#### Available records

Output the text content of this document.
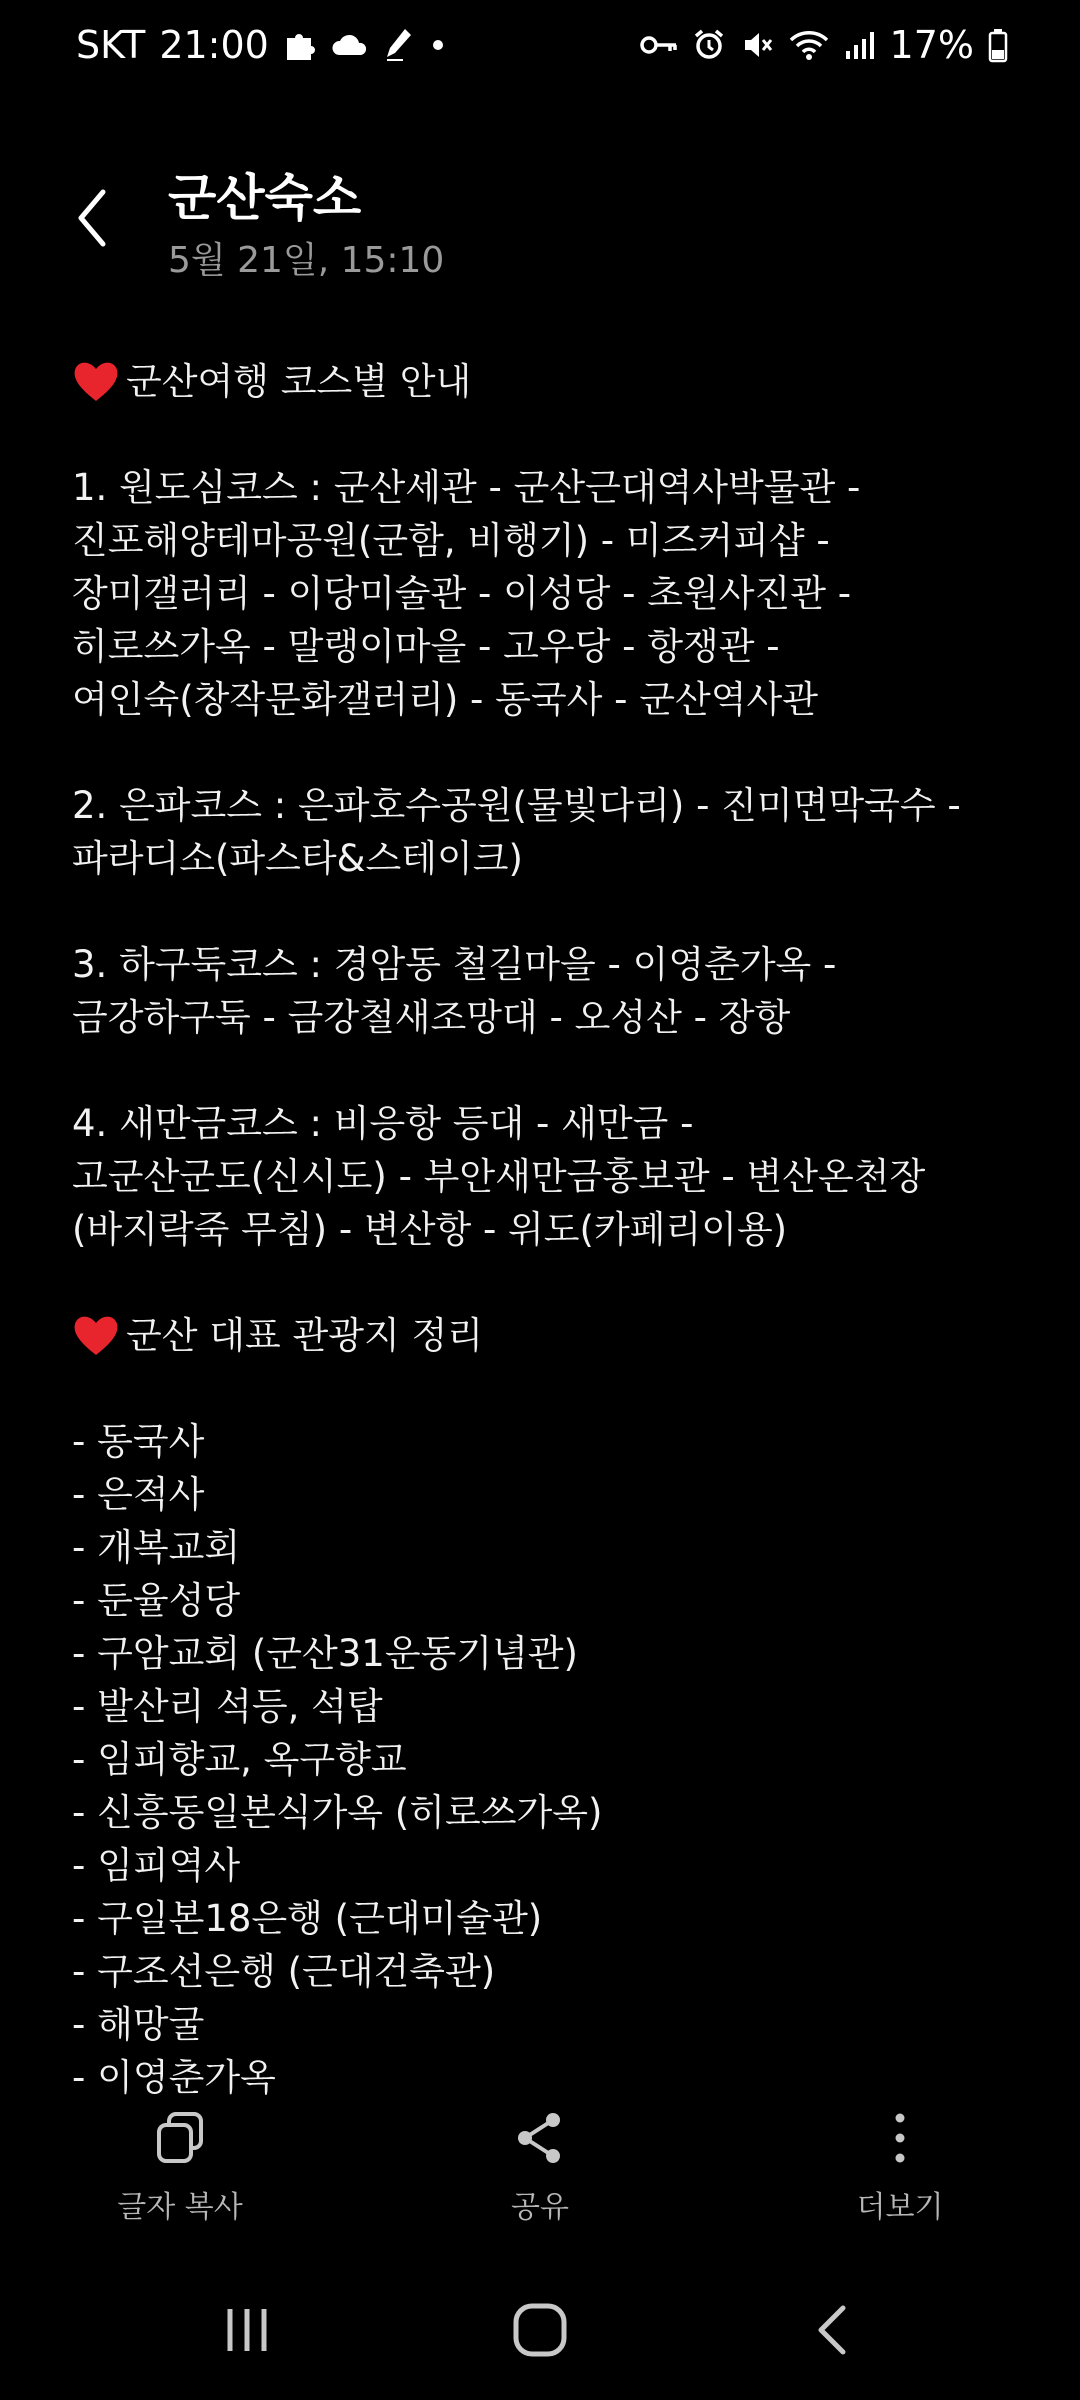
SKT 21:00	17%
군산숙소
5월 21일, 15:10
군산여행 코스별 안내
1. 원도심코스 : 군산세관 - 군산근대역사박물관 -
진포해양테마공원(군함, 비행기) - 미즈커피샵 -
장미갤러리 - 이당미술관 - 이성당 - 초원사진관 -
히로쓰가옥 - 말랭이마을 - 고우당 - 항쟁관 -
여인숙(창작문화갤러리) - 동국사 - 군산역사관
2. 은파코스 : 은파호수공원(물빛다리) - 진미면막국수 -
파라디소(파스타&스테이크)
3. 하구둑코스 : 경암동 철길마을 - 이영춘가옥 -
금강하구둑 - 금강철새조망대 - 오성산 - 장항
4. 새만금코스 : 비응항 등대 - 새만금 -
고군산군도(신시도) - 부안새만금홍보관 - 변산온천장
(바지락죽 무침) - 변산항 - 위도(카페리이용)
군산 대표 관광지 정리
- 동국사
- 은적사
- 개복교회
- 둔율성당
- 구암교회 (군산31운동기념관)
- 발산리 석등, 석탑
- 임피향교, 옥구향교
- 신흥동일본식가옥 (히로쓰가옥)
- 임피역사
- 구일본18은행 (근대미술관)
- 구조선은행 (근대건축관)
- 해망굴
- 이영춘가옥
글자 복사	공유	더보기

########

Copy every entry word for word, but omit the pictures.

### Response for this exercise
Output the text content of this document.
SKT 21:00	17%
군산숙소
5월 21일, 15:10
군산여행 코스별 안내
1. 원도심코스 : 군산세관 - 군산근대역사박물관 -
진포해양테마공원(군함, 비행기) - 미즈커피샵 -
장미갤러리 - 이당미술관 - 이성당 - 초원사진관 -
히로쓰가옥 - 말랭이마을 - 고우당 - 항쟁관 -
여인숙(창작문화갤러리) - 동국사 - 군산역사관
2. 은파코스 : 은파호수공원(물빛다리) - 진미면막국수 -
파라디소(파스타&스테이크)
3. 하구둑코스 : 경암동 철길마을 - 이영춘가옥 -
금강하구둑 - 금강철새조망대 - 오성산 - 장항
4. 새만금코스 : 비응항 등대 - 새만금 -
고군산군도(신시도) - 부안새만금홍보관 - 변산온천장
(바지락죽 무침) - 변산항 - 위도(카페리이용)
군산 대표 관광지 정리
- 동국사
- 은적사
- 개복교회
- 둔율성당
- 구암교회 (군산31운동기념관)
- 발산리 석등, 석탑
- 임피향교, 옥구향교
- 신흥동일본식가옥 (히로쓰가옥)
- 임피역사
- 구일본18은행 (근대미술관)
- 구조선은행 (근대건축관)
- 해망굴
- 이영춘가옥
글자 복사	공유	더보기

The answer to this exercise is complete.